Find the line containing "What's the underlying". Quote it and every line after it, exactly, through the end; skip pictures.

DATA FOR PROCESSING »
########################################

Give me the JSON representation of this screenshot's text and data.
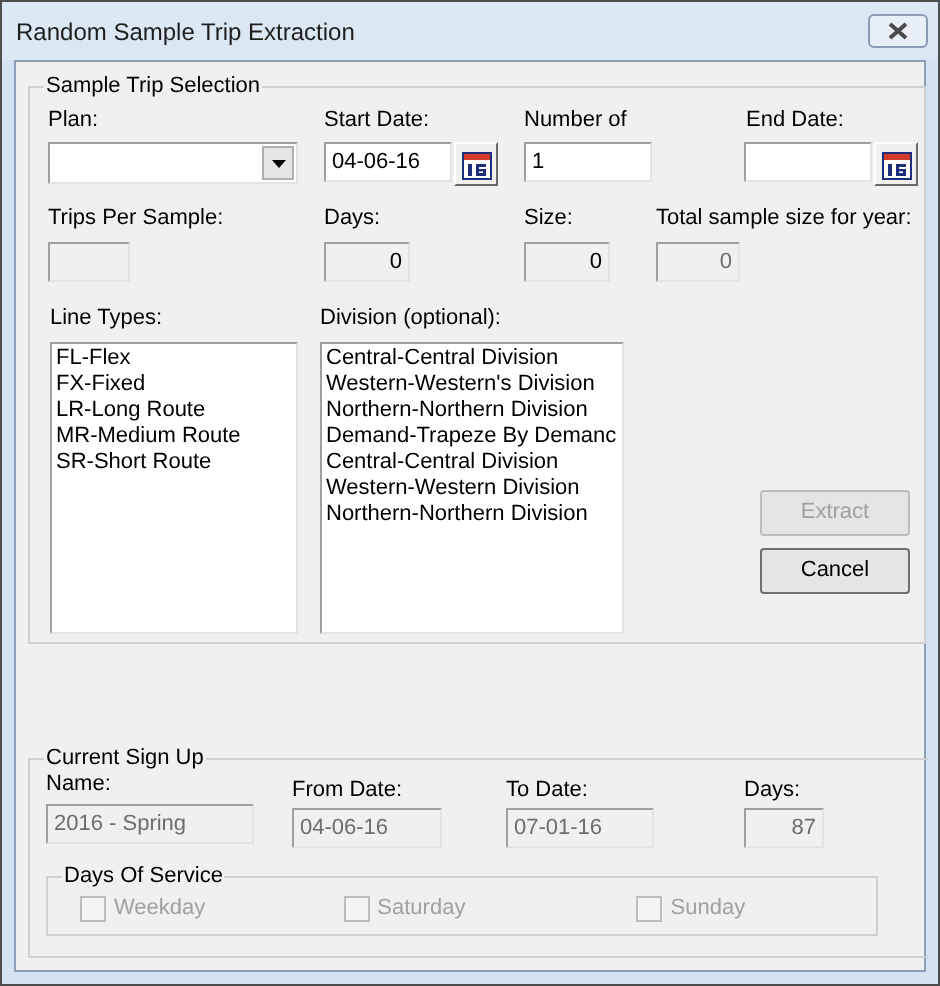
{
  "window": {
    "title": "Random Sample Trip Extraction"
  },
  "sample_trip_selection": {
    "title": "Sample Trip Selection",
    "plan": {
      "label": "Plan:"
    },
    "start_date": {
      "label": "Start Date:",
      "value": "04-06-16"
    },
    "number_of": {
      "label": "Number of",
      "value": "1"
    },
    "end_date": {
      "label": "End Date:"
    },
    "trips_per_sample": {
      "label": "Trips Per Sample:"
    },
    "days": {
      "label": "Days:",
      "value": "0",
      "disabled": false
    },
    "size": {
      "label": "Size:",
      "value": "0",
      "disabled": false
    },
    "total_sample_size": {
      "label": "Total sample size for year:",
      "value": "0",
      "disabled": true
    },
    "line_types": {
      "label": "Line Types:",
      "items": [
        "FL-Flex",
        "FX-Fixed",
        "LR-Long Route",
        "MR-Medium Route",
        "SR-Short Route"
      ]
    },
    "division": {
      "label": "Division (optional):",
      "items": [
        "Central-Central Division",
        "Western-Western's Division",
        "Northern-Northern Division",
        "Demand-Trapeze By Demanc",
        "Central-Central Division",
        "Western-Western Division",
        "Northern-Northern Division"
      ]
    },
    "buttons": [
      {
        "label": "Extract",
        "disabled": true
      },
      {
        "label": "Cancel",
        "disabled": false
      }
    ]
  },
  "current_sign_up": {
    "title": "Current Sign Up",
    "fields": [
      {
        "label": "Name:",
        "value": "2016 - Spring",
        "disabled": true
      },
      {
        "label": "From Date:",
        "value": "04-06-16",
        "disabled": true
      },
      {
        "label": "To Date:",
        "value": "07-01-16",
        "disabled": true
      },
      {
        "label": "Days:",
        "value": "87",
        "disabled": true
      }
    ],
    "days_of_service": {
      "title": "Days Of Service",
      "options": [
        {
          "label": "Weekday",
          "checked": false,
          "disabled": true
        },
        {
          "label": "Saturday",
          "checked": false,
          "disabled": true
        },
        {
          "label": "Sunday",
          "checked": false,
          "disabled": true
        }
      ]
    }
  }
}
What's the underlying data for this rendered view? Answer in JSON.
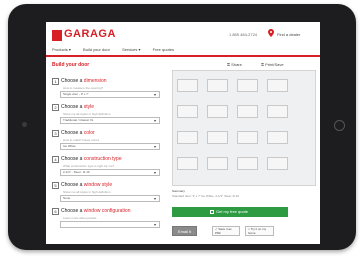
{
  "header": {
    "logo": "GARAGA",
    "phone": "1 855 484-2724",
    "find_dealer": "Find a dealer",
    "nav": [
      "Products ▾",
      "Build your door",
      "Services ▾",
      "Free quotes"
    ]
  },
  "builder": {
    "title": "Build your door",
    "tools": [
      "Share",
      "Print/Save"
    ],
    "steps": [
      {
        "num": "1",
        "prefix": "Choose a ",
        "keyword": "dimension",
        "help": "How to measure the opening?",
        "value": "Single door - 9' x 7'"
      },
      {
        "num": "2",
        "prefix": "Choose a ",
        "keyword": "style",
        "help": "Show me all styles in high definition",
        "value": "Traditional / Classic XL"
      },
      {
        "num": "3",
        "prefix": "Choose a ",
        "keyword": "color",
        "help": "How to match house colors",
        "value": "Ice White"
      },
      {
        "num": "4",
        "prefix": "Choose a ",
        "keyword": "construction type",
        "help": "What construction type is right for me?",
        "value": "2-1/4\" - Steel - R-16"
      },
      {
        "num": "5",
        "prefix": "Choose a ",
        "keyword": "window style",
        "help": "Show me all styles in high definition",
        "value": "None"
      },
      {
        "num": "6",
        "prefix": "Choose a ",
        "keyword": "window configuration",
        "help": "Learn more about panels",
        "value": ""
      }
    ],
    "summary_title": "Summary",
    "summary_text": "Standard door: 9' x 7' Ice White, 2-1/4\" Steel, R-16",
    "quote_button": "Get my free quote",
    "secondary": {
      "email": "Email it",
      "pdf": "Save it as PDF",
      "home": "Try it on my home"
    }
  }
}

########################################

WRITTEN REPLY »
What's the underlying data for this rendered view? Answer in JSON.
{
  "header": {
    "logo": "GARAGA",
    "phone": "1 855 484-2724",
    "find_dealer": "Find a dealer",
    "nav": [
      "Products ▾",
      "Build your door",
      "Services ▾",
      "Free quotes"
    ]
  },
  "builder": {
    "title": "Build your door",
    "tools": [
      "Share",
      "Print/Save"
    ],
    "steps": [
      {
        "num": "1",
        "prefix": "Choose a ",
        "keyword": "dimension",
        "help": "How to measure the opening?",
        "value": "Single door - 9' x 7'"
      },
      {
        "num": "2",
        "prefix": "Choose a ",
        "keyword": "style",
        "help": "Show me all styles in high definition",
        "value": "Traditional / Classic XL"
      },
      {
        "num": "3",
        "prefix": "Choose a ",
        "keyword": "color",
        "help": "How to match house colors",
        "value": "Ice White"
      },
      {
        "num": "4",
        "prefix": "Choose a ",
        "keyword": "construction type",
        "help": "What construction type is right for me?",
        "value": "2-1/4\" - Steel - R-16"
      },
      {
        "num": "5",
        "prefix": "Choose a ",
        "keyword": "window style",
        "help": "Show me all styles in high definition",
        "value": "None"
      },
      {
        "num": "6",
        "prefix": "Choose a ",
        "keyword": "window configuration",
        "help": "Learn more about panels",
        "value": ""
      }
    ],
    "summary_title": "Summary",
    "summary_text": "Standard door: 9' x 7' Ice White, 2-1/4\" Steel, R-16",
    "quote_button": "Get my free quote",
    "secondary": {
      "email": "Email it",
      "pdf": "Save it as PDF",
      "home": "Try it on my home"
    }
  }
}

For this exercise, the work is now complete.